### REQUIREMENT
Scan the entries below. List each line with "surface".

— start —

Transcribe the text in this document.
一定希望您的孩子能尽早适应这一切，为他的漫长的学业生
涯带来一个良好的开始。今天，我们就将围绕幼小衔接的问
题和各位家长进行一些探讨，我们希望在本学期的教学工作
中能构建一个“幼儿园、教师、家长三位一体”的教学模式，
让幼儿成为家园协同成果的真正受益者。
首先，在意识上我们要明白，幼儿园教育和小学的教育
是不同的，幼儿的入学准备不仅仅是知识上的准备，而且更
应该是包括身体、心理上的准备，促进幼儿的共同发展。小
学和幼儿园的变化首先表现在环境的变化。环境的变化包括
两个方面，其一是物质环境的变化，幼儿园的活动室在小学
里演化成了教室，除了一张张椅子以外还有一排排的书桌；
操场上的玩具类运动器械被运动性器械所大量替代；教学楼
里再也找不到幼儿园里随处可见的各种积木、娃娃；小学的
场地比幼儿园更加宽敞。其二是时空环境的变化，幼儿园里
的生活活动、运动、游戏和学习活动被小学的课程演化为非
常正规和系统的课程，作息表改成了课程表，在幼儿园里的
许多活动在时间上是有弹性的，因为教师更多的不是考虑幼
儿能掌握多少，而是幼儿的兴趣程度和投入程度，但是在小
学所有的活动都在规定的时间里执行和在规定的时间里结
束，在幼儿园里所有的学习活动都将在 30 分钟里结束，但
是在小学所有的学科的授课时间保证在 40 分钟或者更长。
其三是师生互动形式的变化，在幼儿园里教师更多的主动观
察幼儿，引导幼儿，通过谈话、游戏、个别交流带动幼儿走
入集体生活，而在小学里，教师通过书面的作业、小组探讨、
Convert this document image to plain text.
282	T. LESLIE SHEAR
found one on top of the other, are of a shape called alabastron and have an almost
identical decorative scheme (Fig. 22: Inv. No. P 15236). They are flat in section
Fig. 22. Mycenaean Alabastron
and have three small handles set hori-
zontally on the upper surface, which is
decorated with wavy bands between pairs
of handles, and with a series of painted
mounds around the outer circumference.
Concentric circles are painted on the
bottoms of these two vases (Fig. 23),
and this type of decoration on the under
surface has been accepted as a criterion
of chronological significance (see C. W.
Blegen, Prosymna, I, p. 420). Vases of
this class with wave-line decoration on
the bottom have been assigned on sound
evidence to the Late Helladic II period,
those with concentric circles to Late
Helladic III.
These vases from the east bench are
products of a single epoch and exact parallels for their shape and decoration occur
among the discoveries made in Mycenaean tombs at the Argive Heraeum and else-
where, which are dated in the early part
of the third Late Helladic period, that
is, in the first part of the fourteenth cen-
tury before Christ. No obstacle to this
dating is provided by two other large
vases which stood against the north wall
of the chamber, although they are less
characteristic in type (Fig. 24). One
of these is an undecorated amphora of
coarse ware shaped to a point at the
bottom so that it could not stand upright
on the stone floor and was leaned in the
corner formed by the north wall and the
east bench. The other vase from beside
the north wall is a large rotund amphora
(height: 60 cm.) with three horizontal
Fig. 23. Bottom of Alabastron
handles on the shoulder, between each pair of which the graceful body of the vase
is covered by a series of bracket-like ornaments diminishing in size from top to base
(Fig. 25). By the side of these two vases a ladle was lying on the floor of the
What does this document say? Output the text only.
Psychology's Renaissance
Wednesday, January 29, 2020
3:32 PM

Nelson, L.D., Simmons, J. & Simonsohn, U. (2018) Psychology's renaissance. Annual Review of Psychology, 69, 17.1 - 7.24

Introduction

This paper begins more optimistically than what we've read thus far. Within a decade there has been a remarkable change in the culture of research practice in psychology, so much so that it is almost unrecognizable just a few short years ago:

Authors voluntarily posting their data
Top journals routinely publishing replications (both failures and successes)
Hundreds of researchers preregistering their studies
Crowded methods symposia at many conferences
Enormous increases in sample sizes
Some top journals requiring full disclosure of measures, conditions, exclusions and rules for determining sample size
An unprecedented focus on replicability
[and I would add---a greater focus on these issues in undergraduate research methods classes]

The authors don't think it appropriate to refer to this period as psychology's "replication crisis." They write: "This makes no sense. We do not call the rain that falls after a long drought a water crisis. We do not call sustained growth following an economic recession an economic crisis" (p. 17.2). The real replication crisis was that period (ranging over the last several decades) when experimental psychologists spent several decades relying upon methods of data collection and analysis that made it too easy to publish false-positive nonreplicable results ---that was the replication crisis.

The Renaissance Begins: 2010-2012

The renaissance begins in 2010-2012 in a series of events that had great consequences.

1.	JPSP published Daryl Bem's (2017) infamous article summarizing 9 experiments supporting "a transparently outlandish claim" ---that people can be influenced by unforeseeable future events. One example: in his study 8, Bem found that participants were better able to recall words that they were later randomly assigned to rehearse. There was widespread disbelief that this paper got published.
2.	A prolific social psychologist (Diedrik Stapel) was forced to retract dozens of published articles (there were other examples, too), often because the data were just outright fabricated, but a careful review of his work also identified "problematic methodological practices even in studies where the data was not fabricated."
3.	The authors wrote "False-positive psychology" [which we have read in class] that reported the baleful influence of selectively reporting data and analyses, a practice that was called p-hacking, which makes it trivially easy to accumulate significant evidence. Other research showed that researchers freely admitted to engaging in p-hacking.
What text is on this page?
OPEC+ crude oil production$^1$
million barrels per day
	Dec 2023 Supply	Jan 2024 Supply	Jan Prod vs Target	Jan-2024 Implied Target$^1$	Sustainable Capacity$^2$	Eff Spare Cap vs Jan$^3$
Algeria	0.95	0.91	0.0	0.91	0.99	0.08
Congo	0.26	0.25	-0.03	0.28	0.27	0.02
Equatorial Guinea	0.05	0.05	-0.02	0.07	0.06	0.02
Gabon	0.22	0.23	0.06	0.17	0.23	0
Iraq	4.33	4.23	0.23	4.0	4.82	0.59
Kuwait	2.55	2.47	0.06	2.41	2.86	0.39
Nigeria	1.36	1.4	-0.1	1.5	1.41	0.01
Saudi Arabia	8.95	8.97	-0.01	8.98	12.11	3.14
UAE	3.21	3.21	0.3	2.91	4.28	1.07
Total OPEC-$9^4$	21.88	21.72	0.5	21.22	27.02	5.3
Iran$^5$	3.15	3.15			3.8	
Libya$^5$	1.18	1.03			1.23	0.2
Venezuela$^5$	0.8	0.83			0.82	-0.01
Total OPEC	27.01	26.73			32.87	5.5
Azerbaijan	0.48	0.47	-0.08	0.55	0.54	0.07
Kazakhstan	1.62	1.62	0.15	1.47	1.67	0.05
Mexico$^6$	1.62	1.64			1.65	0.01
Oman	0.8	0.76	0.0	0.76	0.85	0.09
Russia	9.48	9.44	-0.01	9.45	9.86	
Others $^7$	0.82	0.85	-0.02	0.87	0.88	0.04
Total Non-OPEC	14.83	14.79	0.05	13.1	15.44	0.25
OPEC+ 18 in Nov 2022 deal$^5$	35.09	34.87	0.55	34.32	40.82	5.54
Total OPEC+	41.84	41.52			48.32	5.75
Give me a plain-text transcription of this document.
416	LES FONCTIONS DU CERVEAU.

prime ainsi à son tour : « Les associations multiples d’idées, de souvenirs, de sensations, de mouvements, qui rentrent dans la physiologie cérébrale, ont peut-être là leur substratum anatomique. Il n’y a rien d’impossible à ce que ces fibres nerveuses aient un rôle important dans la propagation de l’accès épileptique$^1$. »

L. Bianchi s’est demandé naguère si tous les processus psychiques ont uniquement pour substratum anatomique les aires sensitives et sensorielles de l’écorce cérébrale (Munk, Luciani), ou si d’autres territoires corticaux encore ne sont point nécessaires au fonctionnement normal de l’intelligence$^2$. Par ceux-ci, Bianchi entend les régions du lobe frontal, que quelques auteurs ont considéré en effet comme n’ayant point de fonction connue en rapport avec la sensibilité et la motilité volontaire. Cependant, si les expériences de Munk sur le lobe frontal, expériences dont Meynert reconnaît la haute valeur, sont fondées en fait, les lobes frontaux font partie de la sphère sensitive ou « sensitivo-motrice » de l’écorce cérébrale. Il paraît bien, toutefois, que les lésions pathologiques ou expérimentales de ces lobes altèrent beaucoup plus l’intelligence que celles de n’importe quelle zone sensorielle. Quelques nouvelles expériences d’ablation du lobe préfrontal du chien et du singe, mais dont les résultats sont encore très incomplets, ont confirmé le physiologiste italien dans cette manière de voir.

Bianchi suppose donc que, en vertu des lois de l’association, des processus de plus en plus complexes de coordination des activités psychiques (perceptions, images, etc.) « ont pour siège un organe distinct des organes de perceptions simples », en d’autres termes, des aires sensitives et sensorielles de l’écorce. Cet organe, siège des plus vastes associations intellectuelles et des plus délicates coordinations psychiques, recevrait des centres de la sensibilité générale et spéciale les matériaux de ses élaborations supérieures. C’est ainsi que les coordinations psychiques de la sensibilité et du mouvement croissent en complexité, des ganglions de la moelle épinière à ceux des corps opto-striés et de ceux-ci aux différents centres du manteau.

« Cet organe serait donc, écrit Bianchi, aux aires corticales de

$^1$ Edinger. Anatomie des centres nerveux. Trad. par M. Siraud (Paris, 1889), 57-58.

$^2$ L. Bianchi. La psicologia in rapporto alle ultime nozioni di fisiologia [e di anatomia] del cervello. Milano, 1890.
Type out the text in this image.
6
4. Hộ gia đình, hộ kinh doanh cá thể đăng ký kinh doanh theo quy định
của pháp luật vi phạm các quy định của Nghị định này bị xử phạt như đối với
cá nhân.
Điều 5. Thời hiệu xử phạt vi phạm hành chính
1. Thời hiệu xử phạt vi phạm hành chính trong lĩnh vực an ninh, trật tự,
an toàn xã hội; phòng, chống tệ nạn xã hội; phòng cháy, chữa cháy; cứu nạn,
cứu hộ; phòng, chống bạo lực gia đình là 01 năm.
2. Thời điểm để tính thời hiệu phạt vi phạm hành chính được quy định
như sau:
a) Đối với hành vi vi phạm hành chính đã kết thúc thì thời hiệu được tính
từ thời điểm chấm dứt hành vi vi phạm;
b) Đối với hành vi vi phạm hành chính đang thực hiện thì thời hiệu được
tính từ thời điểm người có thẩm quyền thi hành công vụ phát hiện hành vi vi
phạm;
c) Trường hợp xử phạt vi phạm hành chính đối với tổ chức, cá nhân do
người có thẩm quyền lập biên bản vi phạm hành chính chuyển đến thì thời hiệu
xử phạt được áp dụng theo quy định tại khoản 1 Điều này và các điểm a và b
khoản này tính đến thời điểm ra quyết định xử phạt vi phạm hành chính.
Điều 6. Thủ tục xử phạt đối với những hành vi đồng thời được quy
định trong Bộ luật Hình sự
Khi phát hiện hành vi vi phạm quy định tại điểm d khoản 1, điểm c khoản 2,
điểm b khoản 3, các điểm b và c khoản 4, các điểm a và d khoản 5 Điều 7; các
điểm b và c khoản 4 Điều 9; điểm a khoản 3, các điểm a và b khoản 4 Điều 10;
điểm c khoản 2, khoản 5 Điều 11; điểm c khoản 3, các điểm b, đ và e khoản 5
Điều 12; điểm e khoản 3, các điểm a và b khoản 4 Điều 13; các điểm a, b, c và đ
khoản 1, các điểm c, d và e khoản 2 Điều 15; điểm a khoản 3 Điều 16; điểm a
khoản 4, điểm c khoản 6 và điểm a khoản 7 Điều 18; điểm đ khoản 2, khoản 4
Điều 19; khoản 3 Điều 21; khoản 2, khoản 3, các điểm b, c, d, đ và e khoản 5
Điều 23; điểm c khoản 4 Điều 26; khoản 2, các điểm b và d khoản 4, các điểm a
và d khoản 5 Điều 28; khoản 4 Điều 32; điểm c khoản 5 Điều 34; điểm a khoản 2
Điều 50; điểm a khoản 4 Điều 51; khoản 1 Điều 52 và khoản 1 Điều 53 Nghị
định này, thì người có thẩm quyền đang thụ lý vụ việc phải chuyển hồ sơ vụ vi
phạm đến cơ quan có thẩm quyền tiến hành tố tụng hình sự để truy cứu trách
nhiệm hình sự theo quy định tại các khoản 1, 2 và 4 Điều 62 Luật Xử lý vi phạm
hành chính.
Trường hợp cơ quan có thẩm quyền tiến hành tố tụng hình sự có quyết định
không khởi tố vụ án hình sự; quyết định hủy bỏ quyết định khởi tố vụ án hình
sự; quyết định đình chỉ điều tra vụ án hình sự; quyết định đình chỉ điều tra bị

— end —

### EXERCISE RESPONSE
zontally on the upper surface, which is
surface has been accepted as a criterion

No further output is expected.